◆ **Work instructions**
From the listing below, extract every line containing "title".

━━━ Task data ━━━

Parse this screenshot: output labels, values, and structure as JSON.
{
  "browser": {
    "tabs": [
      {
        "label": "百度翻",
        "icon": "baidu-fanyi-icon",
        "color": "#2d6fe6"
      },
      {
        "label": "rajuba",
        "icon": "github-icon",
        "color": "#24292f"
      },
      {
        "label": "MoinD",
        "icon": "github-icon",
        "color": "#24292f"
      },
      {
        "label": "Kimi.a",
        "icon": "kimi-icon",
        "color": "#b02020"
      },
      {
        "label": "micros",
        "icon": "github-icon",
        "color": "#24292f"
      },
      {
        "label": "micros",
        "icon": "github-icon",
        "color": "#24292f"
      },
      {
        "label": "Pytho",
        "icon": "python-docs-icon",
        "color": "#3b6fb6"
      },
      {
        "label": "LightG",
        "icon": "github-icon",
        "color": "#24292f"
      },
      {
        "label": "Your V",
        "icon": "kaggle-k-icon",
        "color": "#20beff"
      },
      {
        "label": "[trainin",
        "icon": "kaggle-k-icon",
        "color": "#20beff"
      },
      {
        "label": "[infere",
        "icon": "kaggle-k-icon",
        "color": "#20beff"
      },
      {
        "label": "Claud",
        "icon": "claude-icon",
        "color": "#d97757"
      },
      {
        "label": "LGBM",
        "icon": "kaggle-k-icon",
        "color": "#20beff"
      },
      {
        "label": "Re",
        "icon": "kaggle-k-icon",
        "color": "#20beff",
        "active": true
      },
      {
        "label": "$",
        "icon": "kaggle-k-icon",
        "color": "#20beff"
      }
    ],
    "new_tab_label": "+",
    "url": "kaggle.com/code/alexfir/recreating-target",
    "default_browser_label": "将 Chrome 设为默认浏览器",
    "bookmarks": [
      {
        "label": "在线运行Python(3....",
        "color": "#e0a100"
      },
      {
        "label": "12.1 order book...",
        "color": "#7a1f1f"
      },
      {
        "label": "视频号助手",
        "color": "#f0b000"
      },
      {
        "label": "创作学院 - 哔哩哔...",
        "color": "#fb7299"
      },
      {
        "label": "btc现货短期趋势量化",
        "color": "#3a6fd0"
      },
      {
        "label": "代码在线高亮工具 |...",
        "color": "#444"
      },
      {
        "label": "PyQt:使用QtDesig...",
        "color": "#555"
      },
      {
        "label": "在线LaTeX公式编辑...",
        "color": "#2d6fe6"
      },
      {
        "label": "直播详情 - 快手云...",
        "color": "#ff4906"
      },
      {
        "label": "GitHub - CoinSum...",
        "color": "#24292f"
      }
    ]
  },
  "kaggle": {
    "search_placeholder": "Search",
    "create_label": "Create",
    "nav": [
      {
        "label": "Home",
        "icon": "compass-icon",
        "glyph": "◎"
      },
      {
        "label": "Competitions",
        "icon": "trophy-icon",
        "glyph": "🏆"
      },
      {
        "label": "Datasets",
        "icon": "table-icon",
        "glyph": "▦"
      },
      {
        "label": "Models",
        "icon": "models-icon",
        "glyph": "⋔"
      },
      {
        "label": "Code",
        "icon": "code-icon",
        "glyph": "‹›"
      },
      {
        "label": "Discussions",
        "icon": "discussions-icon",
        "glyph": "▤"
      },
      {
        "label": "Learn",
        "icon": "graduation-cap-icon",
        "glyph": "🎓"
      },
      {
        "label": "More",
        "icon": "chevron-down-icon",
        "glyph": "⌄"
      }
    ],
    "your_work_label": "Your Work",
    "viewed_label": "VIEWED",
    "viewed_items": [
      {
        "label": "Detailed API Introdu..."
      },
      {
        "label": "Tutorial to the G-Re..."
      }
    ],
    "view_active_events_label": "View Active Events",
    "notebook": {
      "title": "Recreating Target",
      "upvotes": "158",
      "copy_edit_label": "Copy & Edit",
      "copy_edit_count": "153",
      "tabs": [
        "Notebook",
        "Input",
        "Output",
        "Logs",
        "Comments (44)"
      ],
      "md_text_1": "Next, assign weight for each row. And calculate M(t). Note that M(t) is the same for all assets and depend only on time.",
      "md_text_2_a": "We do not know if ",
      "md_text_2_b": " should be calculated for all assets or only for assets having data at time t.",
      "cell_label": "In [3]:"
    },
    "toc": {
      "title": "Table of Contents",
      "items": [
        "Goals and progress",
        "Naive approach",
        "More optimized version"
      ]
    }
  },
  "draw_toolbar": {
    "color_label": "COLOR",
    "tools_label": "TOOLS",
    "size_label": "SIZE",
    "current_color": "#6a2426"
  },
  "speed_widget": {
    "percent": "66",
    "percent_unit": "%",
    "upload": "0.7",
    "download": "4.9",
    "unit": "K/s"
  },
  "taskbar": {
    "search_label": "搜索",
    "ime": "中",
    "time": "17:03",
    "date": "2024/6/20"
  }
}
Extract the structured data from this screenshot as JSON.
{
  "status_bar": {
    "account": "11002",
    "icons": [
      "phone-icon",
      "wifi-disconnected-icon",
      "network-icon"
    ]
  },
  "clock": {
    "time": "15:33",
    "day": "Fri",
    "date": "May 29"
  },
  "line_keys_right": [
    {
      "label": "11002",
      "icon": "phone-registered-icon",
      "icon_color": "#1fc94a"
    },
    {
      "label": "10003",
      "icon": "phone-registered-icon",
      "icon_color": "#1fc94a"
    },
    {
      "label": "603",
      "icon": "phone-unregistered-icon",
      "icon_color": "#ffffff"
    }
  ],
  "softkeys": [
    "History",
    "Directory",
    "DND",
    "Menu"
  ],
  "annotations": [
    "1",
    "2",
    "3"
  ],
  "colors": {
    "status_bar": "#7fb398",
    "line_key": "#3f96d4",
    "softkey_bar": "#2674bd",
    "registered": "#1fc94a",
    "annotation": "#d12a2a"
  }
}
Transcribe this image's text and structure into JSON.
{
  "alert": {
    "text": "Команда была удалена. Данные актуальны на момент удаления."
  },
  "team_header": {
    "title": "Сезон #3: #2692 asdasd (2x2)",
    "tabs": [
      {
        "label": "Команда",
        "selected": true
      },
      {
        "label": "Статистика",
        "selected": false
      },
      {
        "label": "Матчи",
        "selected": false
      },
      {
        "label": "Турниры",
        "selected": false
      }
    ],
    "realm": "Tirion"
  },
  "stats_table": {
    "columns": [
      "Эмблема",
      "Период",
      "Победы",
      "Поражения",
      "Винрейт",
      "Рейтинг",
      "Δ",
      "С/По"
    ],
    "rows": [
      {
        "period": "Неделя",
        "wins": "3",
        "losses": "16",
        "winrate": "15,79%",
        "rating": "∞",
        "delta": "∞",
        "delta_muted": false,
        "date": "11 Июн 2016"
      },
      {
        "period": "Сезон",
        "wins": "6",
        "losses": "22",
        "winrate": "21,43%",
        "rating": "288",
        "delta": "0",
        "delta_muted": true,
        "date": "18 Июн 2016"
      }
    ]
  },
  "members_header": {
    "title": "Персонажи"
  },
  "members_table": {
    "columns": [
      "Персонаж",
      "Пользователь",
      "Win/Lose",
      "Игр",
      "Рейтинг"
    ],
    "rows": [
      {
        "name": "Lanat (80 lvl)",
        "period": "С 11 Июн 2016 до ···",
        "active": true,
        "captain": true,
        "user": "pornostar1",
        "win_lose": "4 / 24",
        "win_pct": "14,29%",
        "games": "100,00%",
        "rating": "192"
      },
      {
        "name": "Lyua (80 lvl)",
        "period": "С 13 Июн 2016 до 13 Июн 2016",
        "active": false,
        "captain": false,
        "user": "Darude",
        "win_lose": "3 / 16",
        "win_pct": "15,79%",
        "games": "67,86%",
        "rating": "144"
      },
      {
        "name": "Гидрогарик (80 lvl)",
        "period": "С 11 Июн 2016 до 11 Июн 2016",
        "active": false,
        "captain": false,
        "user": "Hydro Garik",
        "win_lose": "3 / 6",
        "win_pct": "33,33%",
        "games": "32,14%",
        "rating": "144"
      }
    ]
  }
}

━━━

◆ **Task result**
      "title": "Recreating Target",
      "title": "Table of Contents",
    "title": "Сезон #3: #2692 asdasd (2x2)",
    "title": "Персонажи"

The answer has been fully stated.